[Dataset records]
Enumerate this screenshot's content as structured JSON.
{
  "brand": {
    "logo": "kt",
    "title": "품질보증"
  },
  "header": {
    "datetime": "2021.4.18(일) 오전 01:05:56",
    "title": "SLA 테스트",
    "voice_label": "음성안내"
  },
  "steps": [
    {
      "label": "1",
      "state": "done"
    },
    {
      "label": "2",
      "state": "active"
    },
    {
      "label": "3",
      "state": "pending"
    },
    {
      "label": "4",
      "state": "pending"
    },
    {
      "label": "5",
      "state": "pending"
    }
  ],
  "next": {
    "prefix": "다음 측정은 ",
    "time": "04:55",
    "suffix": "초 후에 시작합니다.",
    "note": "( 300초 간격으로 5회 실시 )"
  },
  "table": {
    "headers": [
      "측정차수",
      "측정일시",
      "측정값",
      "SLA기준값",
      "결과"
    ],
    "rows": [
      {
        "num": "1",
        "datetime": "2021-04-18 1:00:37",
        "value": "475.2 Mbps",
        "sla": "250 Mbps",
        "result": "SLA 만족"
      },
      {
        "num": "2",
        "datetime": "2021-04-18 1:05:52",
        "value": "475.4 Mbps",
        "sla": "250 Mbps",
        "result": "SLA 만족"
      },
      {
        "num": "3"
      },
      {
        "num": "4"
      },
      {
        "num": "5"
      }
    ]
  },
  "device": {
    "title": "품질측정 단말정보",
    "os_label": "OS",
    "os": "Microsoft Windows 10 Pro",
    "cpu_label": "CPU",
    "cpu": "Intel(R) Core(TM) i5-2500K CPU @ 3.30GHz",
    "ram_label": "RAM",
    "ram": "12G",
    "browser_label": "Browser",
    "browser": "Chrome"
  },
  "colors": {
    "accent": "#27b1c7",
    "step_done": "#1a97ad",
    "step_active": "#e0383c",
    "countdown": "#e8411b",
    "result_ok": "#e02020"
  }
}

Request
Gather all lines of the records that include the word "Mbps".

Result
        "value": "475.2 Mbps",
        "sla": "250 Mbps",
        "value": "475.4 Mbps",
        "sla": "250 Mbps",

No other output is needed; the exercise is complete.